What the task asks:
Take every line where the string "слегка" appears and copy it.

Data for this task:

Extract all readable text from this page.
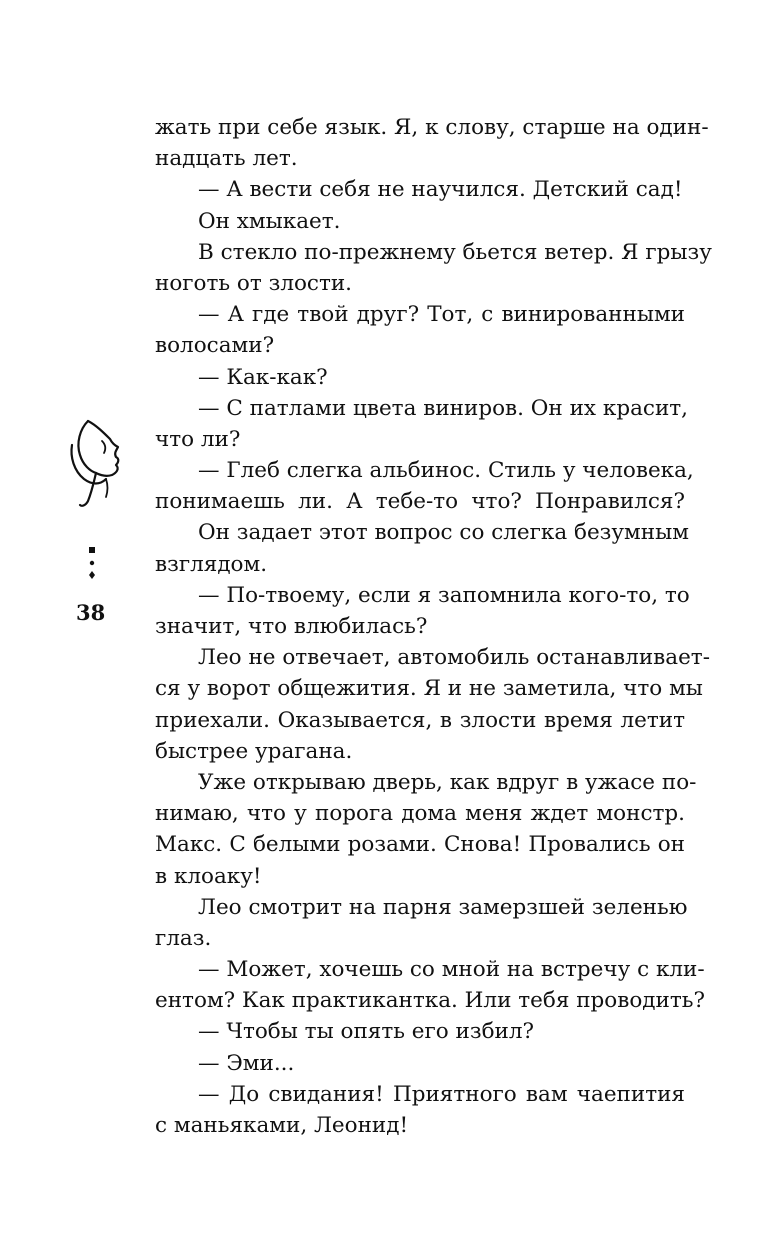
38
жать при себе язык. Я, к слову, старше на один-
надцать лет.
— А вести себя не научился. Детский сад!
Он хмыкает.
В стекло по-прежнему бьется ветер. Я грызу
ноготь от злости.
— А где твой друг? Тот, с винированными
волосами?
— Как-как?
— С патлами цвета виниров. Он их красит,
что ли?
— Глеб слегка альбинос. Стиль у человека,
понимаешь ли. А тебе-то что? Понравился?
Он задает этот вопрос со слегка безумным
взглядом.
— По-твоему, если я запомнила кого-то, то
значит, что влюбилась?
Лео не отвечает, автомобиль останавливает-
ся у ворот общежития. Я и не заметила, что мы
приехали. Оказывается, в злости время летит
быстрее урагана.
Уже открываю дверь, как вдруг в ужасе по-
нимаю, что у порога дома меня ждет монстр.
Макс. С белыми розами. Снова! Провались он
в клоаку!
Лео смотрит на парня замерзшей зеленью
глаз.
— Может, хочешь со мной на встречу с кли-
ентом? Как практикантка. Или тебя проводить?
— Чтобы ты опять его избил?
— Эми...
— До свидания! Приятного вам чаепития
с маньяками, Леонид!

The answer:
— Глеб слегка альбинос. Стиль у человека,
Он задает этот вопрос со слегка безумным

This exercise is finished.